Print all the entries verbatim.

________________________________________

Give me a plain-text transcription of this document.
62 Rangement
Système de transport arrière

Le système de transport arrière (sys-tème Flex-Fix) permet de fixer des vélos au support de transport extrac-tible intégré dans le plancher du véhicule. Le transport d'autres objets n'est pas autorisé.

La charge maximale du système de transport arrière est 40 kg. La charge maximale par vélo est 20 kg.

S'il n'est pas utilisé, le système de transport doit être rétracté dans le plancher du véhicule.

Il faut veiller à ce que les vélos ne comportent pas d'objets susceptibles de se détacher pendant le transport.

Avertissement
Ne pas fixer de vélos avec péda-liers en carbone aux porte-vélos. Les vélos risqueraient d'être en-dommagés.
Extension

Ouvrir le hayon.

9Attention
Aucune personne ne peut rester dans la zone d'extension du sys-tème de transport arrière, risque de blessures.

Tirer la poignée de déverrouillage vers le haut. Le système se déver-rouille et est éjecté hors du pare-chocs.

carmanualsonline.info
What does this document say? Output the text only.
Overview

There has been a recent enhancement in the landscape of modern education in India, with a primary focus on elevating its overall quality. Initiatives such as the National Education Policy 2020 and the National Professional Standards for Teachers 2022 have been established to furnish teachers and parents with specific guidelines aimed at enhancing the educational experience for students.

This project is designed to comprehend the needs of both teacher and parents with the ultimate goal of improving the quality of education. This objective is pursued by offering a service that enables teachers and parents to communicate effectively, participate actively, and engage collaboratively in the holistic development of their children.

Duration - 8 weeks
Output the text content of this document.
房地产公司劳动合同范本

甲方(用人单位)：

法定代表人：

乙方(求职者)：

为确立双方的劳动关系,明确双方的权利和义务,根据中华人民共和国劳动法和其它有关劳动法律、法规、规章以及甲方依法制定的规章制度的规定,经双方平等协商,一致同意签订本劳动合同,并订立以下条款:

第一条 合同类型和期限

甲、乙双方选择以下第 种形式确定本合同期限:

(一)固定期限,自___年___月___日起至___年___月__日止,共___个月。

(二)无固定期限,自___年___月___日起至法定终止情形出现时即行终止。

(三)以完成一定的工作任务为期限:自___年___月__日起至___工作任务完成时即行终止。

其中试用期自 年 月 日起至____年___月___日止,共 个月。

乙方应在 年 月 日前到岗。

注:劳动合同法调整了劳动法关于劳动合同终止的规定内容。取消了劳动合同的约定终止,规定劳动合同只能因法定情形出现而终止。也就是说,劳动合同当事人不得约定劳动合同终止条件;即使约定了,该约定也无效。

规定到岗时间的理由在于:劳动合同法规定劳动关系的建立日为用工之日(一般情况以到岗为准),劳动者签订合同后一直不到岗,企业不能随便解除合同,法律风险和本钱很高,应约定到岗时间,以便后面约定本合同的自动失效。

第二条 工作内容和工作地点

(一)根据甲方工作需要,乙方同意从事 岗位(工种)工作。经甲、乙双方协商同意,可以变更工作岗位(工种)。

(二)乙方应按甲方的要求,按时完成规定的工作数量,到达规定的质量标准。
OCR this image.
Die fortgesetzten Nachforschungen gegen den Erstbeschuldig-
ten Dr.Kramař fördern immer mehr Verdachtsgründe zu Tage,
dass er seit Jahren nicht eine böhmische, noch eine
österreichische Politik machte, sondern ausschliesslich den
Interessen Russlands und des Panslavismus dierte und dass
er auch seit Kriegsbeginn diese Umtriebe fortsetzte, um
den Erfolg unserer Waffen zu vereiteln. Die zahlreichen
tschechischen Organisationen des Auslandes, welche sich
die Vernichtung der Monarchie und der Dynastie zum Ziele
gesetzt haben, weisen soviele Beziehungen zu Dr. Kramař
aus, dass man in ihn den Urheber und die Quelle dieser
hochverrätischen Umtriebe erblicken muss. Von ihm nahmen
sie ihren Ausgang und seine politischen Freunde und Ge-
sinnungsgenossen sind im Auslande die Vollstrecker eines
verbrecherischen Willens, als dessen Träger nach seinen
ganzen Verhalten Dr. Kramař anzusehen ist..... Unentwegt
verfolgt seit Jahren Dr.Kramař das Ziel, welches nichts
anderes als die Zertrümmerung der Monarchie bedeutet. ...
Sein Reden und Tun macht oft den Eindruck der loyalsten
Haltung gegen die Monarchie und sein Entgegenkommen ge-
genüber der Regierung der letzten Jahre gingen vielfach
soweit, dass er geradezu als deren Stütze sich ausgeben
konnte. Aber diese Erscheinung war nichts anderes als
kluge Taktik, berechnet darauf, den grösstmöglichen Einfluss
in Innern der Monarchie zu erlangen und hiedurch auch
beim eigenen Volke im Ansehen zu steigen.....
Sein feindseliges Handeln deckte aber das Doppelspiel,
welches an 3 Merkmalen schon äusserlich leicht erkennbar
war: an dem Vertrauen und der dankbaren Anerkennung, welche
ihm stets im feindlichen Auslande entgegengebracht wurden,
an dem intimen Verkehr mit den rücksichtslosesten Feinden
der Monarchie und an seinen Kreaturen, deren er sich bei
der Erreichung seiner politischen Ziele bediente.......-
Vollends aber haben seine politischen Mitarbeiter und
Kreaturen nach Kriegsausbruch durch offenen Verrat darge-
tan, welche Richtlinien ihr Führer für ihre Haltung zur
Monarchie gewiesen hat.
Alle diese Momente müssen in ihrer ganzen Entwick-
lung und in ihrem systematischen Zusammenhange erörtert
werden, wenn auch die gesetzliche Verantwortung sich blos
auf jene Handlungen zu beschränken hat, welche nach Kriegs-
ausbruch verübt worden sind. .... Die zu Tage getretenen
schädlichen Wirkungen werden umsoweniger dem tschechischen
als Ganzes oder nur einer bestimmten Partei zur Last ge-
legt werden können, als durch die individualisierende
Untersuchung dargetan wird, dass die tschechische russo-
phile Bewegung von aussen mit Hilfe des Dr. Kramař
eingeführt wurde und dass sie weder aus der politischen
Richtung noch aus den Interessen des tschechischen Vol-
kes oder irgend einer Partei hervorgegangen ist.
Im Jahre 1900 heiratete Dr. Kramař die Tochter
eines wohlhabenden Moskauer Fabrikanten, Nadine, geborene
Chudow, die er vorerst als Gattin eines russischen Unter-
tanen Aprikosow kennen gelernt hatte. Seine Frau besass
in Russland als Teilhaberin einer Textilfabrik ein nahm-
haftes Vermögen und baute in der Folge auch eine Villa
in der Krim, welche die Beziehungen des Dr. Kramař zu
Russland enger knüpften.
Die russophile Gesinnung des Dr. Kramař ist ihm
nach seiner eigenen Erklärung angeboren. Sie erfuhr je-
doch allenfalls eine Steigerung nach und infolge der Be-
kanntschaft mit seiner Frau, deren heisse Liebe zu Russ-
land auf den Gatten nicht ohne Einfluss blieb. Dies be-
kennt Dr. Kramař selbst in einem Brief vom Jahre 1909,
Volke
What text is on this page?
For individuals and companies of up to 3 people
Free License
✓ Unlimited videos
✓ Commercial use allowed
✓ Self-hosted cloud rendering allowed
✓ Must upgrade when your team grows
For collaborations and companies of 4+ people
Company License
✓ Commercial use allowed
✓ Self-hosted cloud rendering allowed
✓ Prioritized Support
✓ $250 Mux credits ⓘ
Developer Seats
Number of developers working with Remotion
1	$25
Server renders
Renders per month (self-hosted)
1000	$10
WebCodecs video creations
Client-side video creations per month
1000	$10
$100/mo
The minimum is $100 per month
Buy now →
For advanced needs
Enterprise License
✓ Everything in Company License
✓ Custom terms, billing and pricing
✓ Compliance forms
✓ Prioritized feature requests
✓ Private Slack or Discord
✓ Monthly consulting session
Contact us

________________________________________

- [Expected output]:
Give me a plain-text transcription of this document.
62 Rangement
Système de transport arrière

Le système de transport arrière (sys-tème Flex-Fix) permet de fixer des vélos au support de transport extrac-tible intégré dans le plancher du véhicule. Le transport d'autres objets n'est pas autorisé.

La charge maximale du système de transport arrière est 40 kg. La charge maximale par vélo est 20 kg.

S'il n'est pas utilisé, le système de transport doit être rétracté dans le plancher du véhicule.

Il faut veiller à ce que les vélos ne comportent pas d'objets susceptibles de se détacher pendant le transport.

Avertissement
Ne pas fixer de vélos avec péda-liers en carbone aux porte-vélos. Les vélos risqueraient d'être en-dommagés.
Extension

Ouvrir le hayon.

9Attention
Aucune personne ne peut rester dans la zone d'extension du sys-tème de transport arrière, risque de blessures.

Tirer la poignée de déverrouillage vers le haut. Le système se déver-rouille et est éjecté hors du pare-chocs.

carmanualsonline.info
What does this document say? Output the text only.
Overview

There has been a recent enhancement in the landscape of modern education in India, with a primary focus on elevating its overall quality. Initiatives such as the National Education Policy 2020 and the National Professional Standards for Teachers 2022 have been established to furnish teachers and parents with specific guidelines aimed at enhancing the educational experience for students.

This project is designed to comprehend the needs of both teacher and parents with the ultimate goal of improving the quality of education. This objective is pursued by offering a service that enables teachers and parents to communicate effectively, participate actively, and engage collaboratively in the holistic development of their children.

Duration - 8 weeks
Output the text content of this document.
房地产公司劳动合同范本

甲方(用人单位)：

法定代表人：

乙方(求职者)：

为确立双方的劳动关系,明确双方的权利和义务,根据中华人民共和国劳动法和其它有关劳动法律、法规、规章以及甲方依法制定的规章制度的规定,经双方平等协商,一致同意签订本劳动合同,并订立以下条款:

第一条 合同类型和期限

甲、乙双方选择以下第 种形式确定本合同期限:

(一)固定期限,自___年___月___日起至___年___月__日止,共___个月。

(二)无固定期限,自___年___月___日起至法定终止情形出现时即行终止。

(三)以完成一定的工作任务为期限:自___年___月__日起至___工作任务完成时即行终止。

其中试用期自 年 月 日起至____年___月___日止,共 个月。

乙方应在 年 月 日前到岗。

注:劳动合同法调整了劳动法关于劳动合同终止的规定内容。取消了劳动合同的约定终止,规定劳动合同只能因法定情形出现而终止。也就是说,劳动合同当事人不得约定劳动合同终止条件;即使约定了,该约定也无效。

规定到岗时间的理由在于:劳动合同法规定劳动关系的建立日为用工之日(一般情况以到岗为准),劳动者签订合同后一直不到岗,企业不能随便解除合同,法律风险和本钱很高,应约定到岗时间,以便后面约定本合同的自动失效。

第二条 工作内容和工作地点

(一)根据甲方工作需要,乙方同意从事 岗位(工种)工作。经甲、乙双方协商同意,可以变更工作岗位(工种)。

(二)乙方应按甲方的要求,按时完成规定的工作数量,到达规定的质量标准。
OCR this image.
Die fortgesetzten Nachforschungen gegen den Erstbeschuldig-
ten Dr.Kramař fördern immer mehr Verdachtsgründe zu Tage,
dass er seit Jahren nicht eine böhmische, noch eine
österreichische Politik machte, sondern ausschliesslich den
Interessen Russlands und des Panslavismus dierte und dass
er auch seit Kriegsbeginn diese Umtriebe fortsetzte, um
den Erfolg unserer Waffen zu vereiteln. Die zahlreichen
tschechischen Organisationen des Auslandes, welche sich
die Vernichtung der Monarchie und der Dynastie zum Ziele
gesetzt haben, weisen soviele Beziehungen zu Dr. Kramař
aus, dass man in ihn den Urheber und die Quelle dieser
hochverrätischen Umtriebe erblicken muss. Von ihm nahmen
sie ihren Ausgang und seine politischen Freunde und Ge-
sinnungsgenossen sind im Auslande die Vollstrecker eines
verbrecherischen Willens, als dessen Träger nach seinen
ganzen Verhalten Dr. Kramař anzusehen ist..... Unentwegt
verfolgt seit Jahren Dr.Kramař das Ziel, welches nichts
anderes als die Zertrümmerung der Monarchie bedeutet. ...
Sein Reden und Tun macht oft den Eindruck der loyalsten
Haltung gegen die Monarchie und sein Entgegenkommen ge-
genüber der Regierung der letzten Jahre gingen vielfach
soweit, dass er geradezu als deren Stütze sich ausgeben
konnte. Aber diese Erscheinung war nichts anderes als
kluge Taktik, berechnet darauf, den grösstmöglichen Einfluss
in Innern der Monarchie zu erlangen und hiedurch auch
beim eigenen Volke im Ansehen zu steigen.....
Sein feindseliges Handeln deckte aber das Doppelspiel,
welches an 3 Merkmalen schon äusserlich leicht erkennbar
war: an dem Vertrauen und der dankbaren Anerkennung, welche
ihm stets im feindlichen Auslande entgegengebracht wurden,
an dem intimen Verkehr mit den rücksichtslosesten Feinden
der Monarchie und an seinen Kreaturen, deren er sich bei
der Erreichung seiner politischen Ziele bediente.......-
Vollends aber haben seine politischen Mitarbeiter und
Kreaturen nach Kriegsausbruch durch offenen Verrat darge-
tan, welche Richtlinien ihr Führer für ihre Haltung zur
Monarchie gewiesen hat.
Alle diese Momente müssen in ihrer ganzen Entwick-
lung und in ihrem systematischen Zusammenhange erörtert
werden, wenn auch die gesetzliche Verantwortung sich blos
auf jene Handlungen zu beschränken hat, welche nach Kriegs-
ausbruch verübt worden sind. .... Die zu Tage getretenen
schädlichen Wirkungen werden umsoweniger dem tschechischen
als Ganzes oder nur einer bestimmten Partei zur Last ge-
legt werden können, als durch die individualisierende
Untersuchung dargetan wird, dass die tschechische russo-
phile Bewegung von aussen mit Hilfe des Dr. Kramař
eingeführt wurde und dass sie weder aus der politischen
Richtung noch aus den Interessen des tschechischen Vol-
kes oder irgend einer Partei hervorgegangen ist.
Im Jahre 1900 heiratete Dr. Kramař die Tochter
eines wohlhabenden Moskauer Fabrikanten, Nadine, geborene
Chudow, die er vorerst als Gattin eines russischen Unter-
tanen Aprikosow kennen gelernt hatte. Seine Frau besass
in Russland als Teilhaberin einer Textilfabrik ein nahm-
haftes Vermögen und baute in der Folge auch eine Villa
in der Krim, welche die Beziehungen des Dr. Kramař zu
Russland enger knüpften.
Die russophile Gesinnung des Dr. Kramař ist ihm
nach seiner eigenen Erklärung angeboren. Sie erfuhr je-
doch allenfalls eine Steigerung nach und infolge der Be-
kanntschaft mit seiner Frau, deren heisse Liebe zu Russ-
land auf den Gatten nicht ohne Einfluss blieb. Dies be-
kennt Dr. Kramař selbst in einem Brief vom Jahre 1909,
Volke
What text is on this page?
For individuals and companies of up to 3 people
Free License
✓ Unlimited videos
✓ Commercial use allowed
✓ Self-hosted cloud rendering allowed
✓ Must upgrade when your team grows
For collaborations and companies of 4+ people
Company License
✓ Commercial use allowed
✓ Self-hosted cloud rendering allowed
✓ Prioritized Support
✓ $250 Mux credits ⓘ
Developer Seats
Number of developers working with Remotion
1	$25
Server renders
Renders per month (self-hosted)
1000	$10
WebCodecs video creations
Client-side video creations per month
1000	$10
$100/mo
The minimum is $100 per month
Buy now →
For advanced needs
Enterprise License
✓ Everything in Company License
✓ Custom terms, billing and pricing
✓ Compliance forms
✓ Prioritized feature requests
✓ Private Slack or Discord
✓ Monthly consulting session
Contact us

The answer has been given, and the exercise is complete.